[Dataset excerpt]

******

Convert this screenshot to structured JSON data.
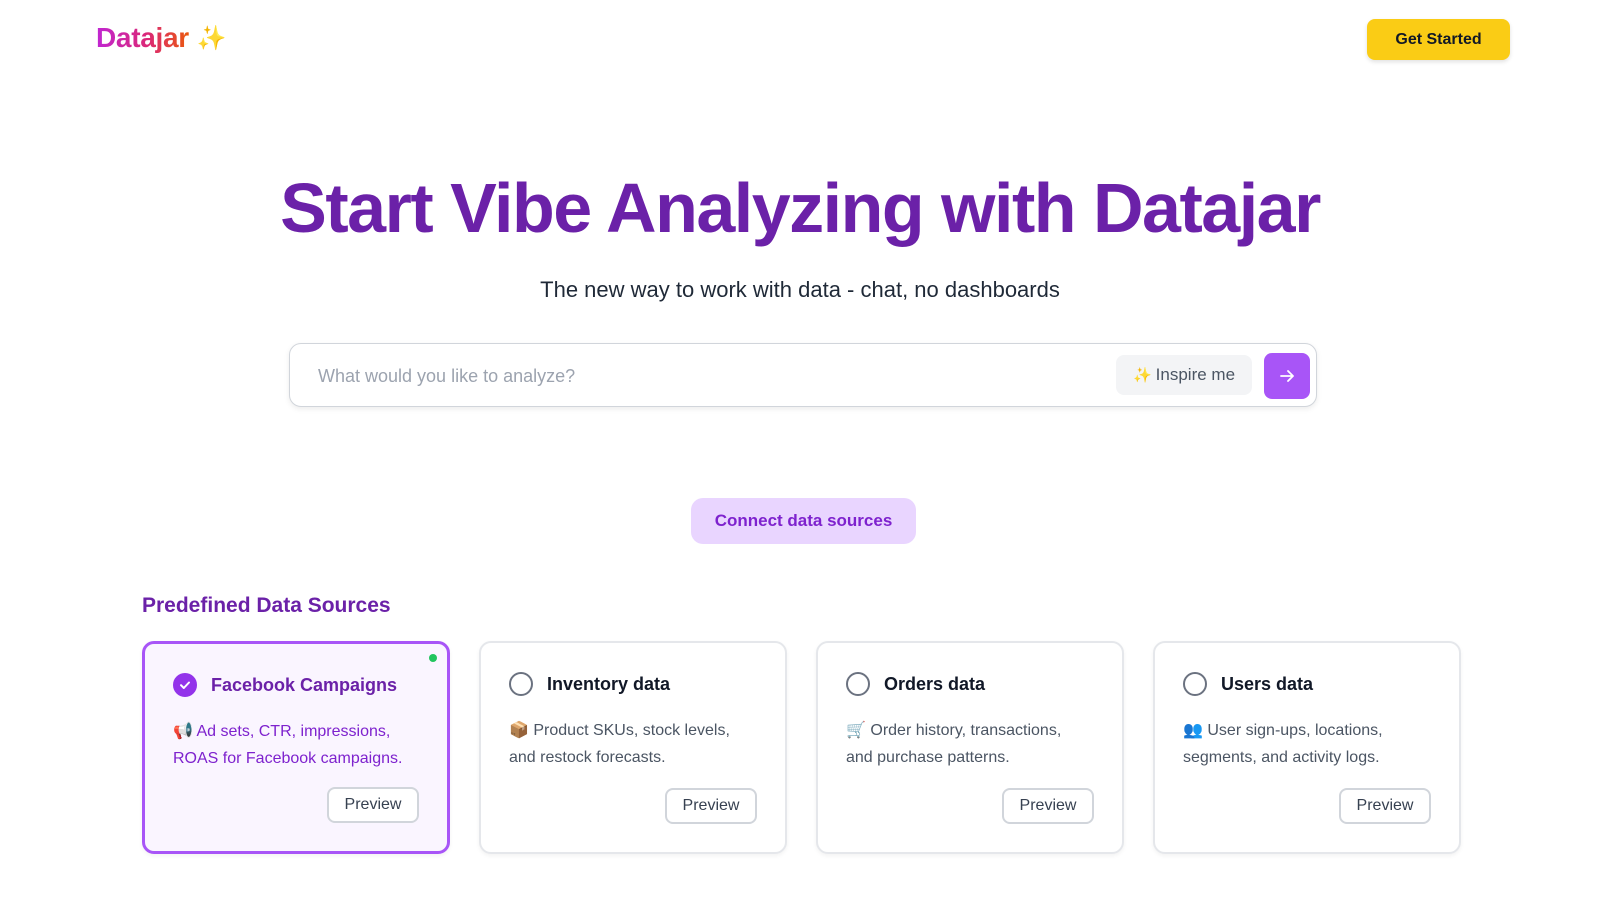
{
  "brand": {
    "name": "Datajar",
    "sparkle": "✨"
  },
  "header": {
    "cta_label": "Get Started"
  },
  "hero": {
    "title": "Start Vibe Analyzing with Datajar",
    "subtitle": "The new way to work with data - chat, no dashboards"
  },
  "search": {
    "placeholder": "What would you like to analyze?",
    "value": "",
    "inspire_label": "Inspire me",
    "inspire_icon": "✨"
  },
  "connect_label": "Connect data sources",
  "sources": {
    "title": "Predefined Data Sources",
    "preview_label": "Preview",
    "items": [
      {
        "title": "Facebook Campaigns",
        "icon": "📢",
        "description": "Ad sets, CTR, impressions, ROAS for Facebook campaigns.",
        "selected": true
      },
      {
        "title": "Inventory data",
        "icon": "📦",
        "description": "Product SKUs, stock levels, and restock forecasts.",
        "selected": false
      },
      {
        "title": "Orders data",
        "icon": "🛒",
        "description": "Order history, transactions, and purchase patterns.",
        "selected": false
      },
      {
        "title": "Users data",
        "icon": "👥",
        "description": "User sign-ups, locations, segments, and activity logs.",
        "selected": false
      }
    ]
  },
  "colors": {
    "brand_purple": "#6b21a8",
    "accent_purple": "#a855f7",
    "cta_yellow": "#facc15",
    "status_green": "#22c55e"
  }
}
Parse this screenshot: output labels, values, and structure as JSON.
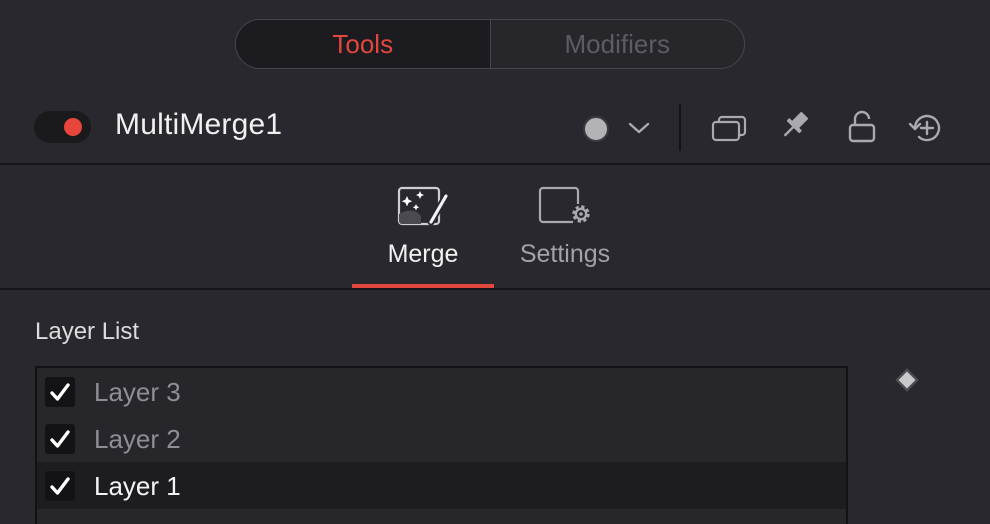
{
  "top_tabs": [
    {
      "label": "Tools",
      "active": true
    },
    {
      "label": "Modifiers",
      "active": false
    }
  ],
  "header": {
    "node_name": "MultiMerge1",
    "enabled": true,
    "colors": {
      "toggle_dot": "#e8463d",
      "accent": "#e2473e",
      "color_dot": "#b3b3b6"
    },
    "icons": [
      "color-swatch-icon",
      "chevron-down-icon",
      "versions-icon",
      "pin-icon",
      "lock-icon",
      "reset-icon"
    ]
  },
  "sub_tabs": [
    {
      "label": "Merge",
      "icon": "merge-wand-icon",
      "active": true
    },
    {
      "label": "Settings",
      "icon": "settings-gear-icon",
      "active": false
    }
  ],
  "layer_list": {
    "label": "Layer List",
    "items": [
      {
        "label": "Layer 3",
        "checked": true,
        "selected": false
      },
      {
        "label": "Layer 2",
        "checked": true,
        "selected": false
      },
      {
        "label": "Layer 1",
        "checked": true,
        "selected": true
      }
    ]
  },
  "keyframe_icon": "keyframe-diamond-icon"
}
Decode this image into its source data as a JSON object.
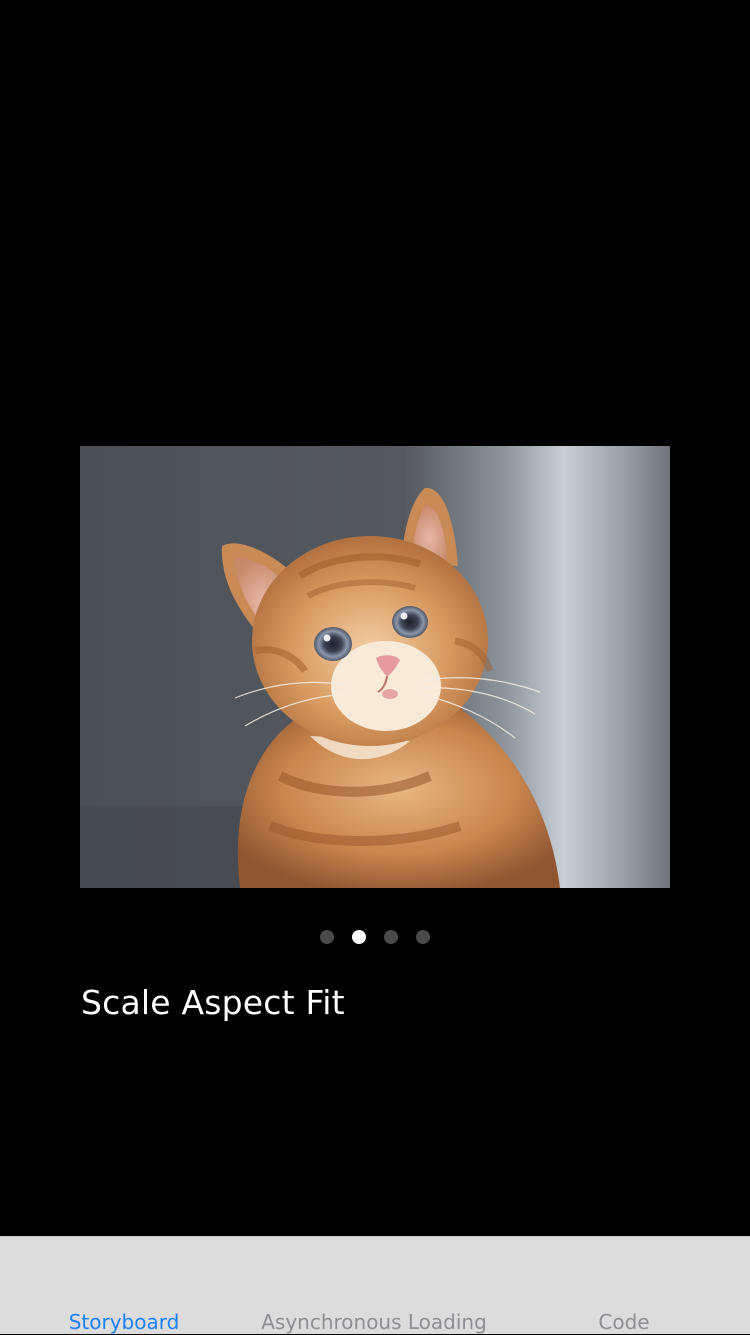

******

Your goal:
Write only the number of lines in the data above that include "this".

Solution below:
3